Answer with a single number, the count of lines holding the word "type".

--- Begin RECORDS SHOWN ---

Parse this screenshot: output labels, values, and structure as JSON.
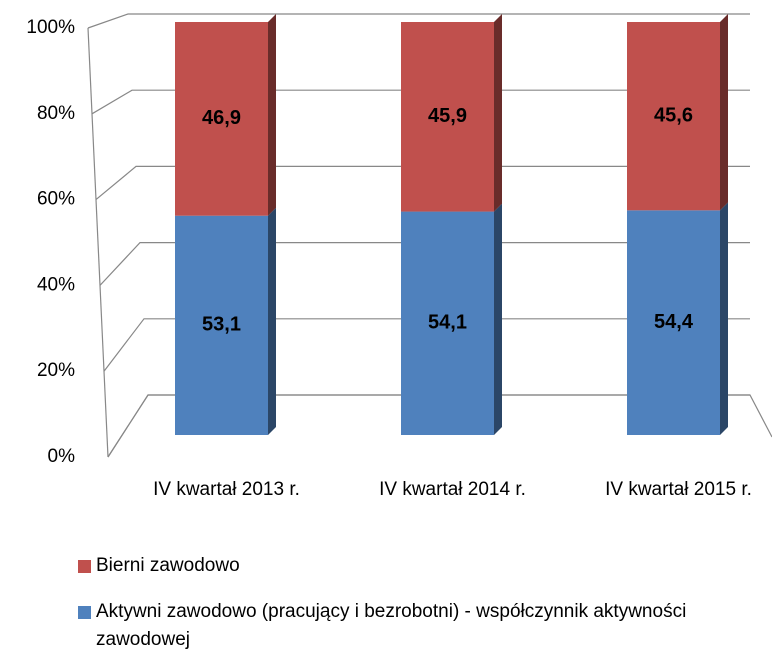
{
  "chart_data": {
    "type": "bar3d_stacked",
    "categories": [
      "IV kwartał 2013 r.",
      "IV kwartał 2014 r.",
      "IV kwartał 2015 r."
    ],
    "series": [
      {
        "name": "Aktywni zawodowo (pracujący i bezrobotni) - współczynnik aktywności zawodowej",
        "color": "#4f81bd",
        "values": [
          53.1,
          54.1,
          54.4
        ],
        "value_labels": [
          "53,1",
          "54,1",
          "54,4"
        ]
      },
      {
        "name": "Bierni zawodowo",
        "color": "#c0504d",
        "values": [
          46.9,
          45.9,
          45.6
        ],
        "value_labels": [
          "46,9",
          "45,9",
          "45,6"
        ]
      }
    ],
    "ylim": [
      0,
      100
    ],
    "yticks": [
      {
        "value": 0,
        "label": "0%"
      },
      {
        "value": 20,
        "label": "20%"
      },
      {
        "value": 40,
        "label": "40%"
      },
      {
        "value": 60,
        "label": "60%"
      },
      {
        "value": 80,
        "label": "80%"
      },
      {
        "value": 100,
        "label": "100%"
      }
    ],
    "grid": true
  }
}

--- End RECORDS SHOWN ---
--- Begin RECORDS SHOWN ---

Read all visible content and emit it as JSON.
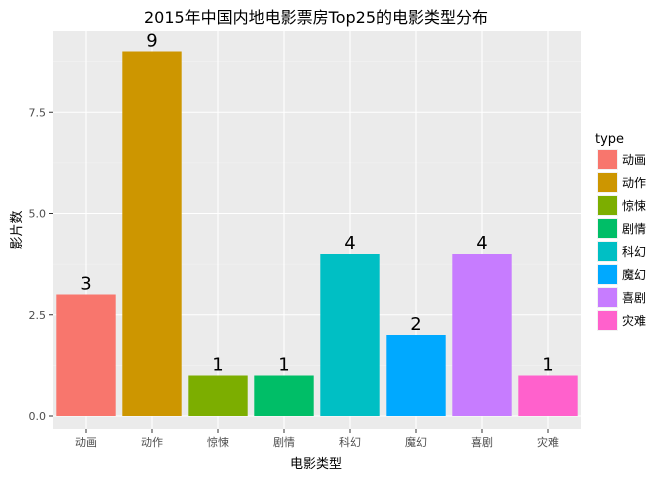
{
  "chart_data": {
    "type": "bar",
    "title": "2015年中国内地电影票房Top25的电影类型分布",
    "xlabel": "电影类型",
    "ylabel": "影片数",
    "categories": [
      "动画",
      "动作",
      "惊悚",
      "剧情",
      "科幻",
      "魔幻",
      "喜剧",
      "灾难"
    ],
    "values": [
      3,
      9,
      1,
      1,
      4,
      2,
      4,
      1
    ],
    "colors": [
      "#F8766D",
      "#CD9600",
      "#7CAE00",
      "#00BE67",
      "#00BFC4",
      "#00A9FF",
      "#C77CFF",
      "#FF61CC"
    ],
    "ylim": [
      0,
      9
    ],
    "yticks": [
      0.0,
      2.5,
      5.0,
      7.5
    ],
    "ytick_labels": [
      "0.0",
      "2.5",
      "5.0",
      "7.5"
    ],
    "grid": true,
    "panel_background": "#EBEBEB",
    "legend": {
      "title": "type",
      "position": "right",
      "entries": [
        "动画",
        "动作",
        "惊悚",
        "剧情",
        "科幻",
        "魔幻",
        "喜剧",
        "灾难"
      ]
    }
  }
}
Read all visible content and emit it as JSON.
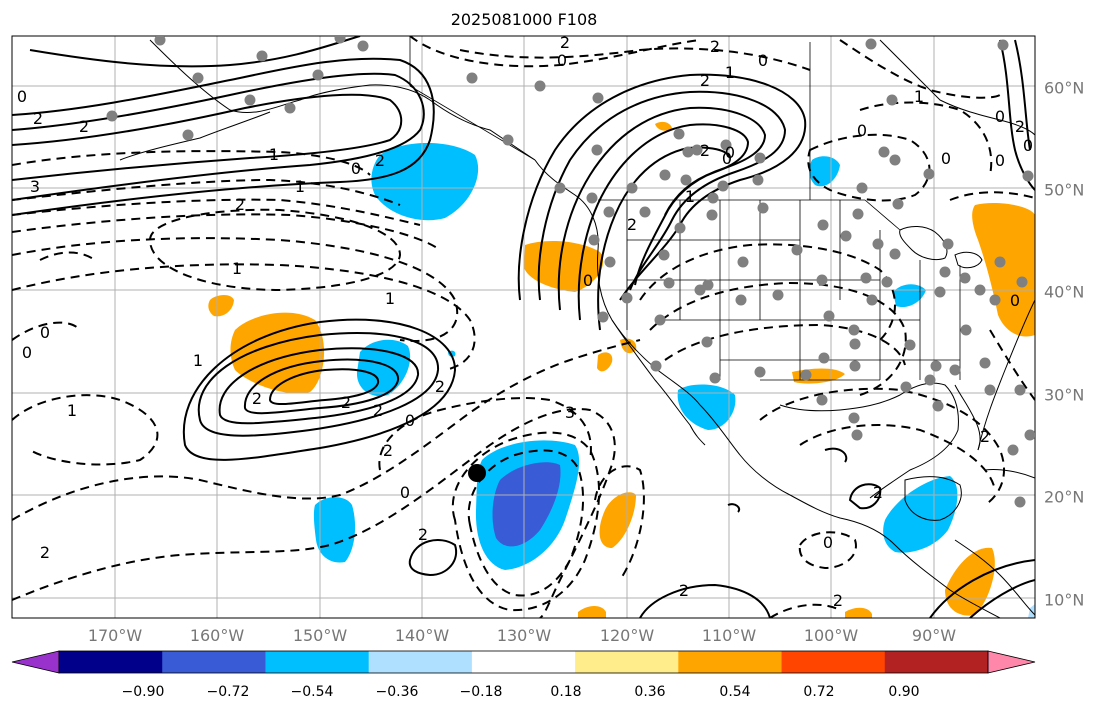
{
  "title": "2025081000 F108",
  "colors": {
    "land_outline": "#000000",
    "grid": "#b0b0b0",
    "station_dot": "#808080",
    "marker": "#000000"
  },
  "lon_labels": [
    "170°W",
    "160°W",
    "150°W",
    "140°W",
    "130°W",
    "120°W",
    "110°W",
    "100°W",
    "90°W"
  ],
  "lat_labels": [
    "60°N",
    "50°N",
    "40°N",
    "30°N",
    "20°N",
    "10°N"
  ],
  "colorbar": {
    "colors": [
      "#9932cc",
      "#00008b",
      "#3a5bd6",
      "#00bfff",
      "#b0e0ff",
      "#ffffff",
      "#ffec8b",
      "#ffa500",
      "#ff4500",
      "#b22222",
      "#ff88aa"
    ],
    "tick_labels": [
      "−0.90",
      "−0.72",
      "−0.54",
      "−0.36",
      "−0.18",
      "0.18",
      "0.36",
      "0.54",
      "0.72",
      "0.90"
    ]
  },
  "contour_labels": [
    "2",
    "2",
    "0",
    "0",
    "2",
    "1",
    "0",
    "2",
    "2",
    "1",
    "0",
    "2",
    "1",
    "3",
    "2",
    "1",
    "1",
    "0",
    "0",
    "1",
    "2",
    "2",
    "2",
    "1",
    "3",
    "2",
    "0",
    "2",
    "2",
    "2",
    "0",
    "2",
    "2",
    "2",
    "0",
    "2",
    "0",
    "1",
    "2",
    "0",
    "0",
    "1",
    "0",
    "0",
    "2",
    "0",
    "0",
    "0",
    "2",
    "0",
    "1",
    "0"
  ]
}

--- End RECORDS SHOWN ---

▶ [RESULT]: 3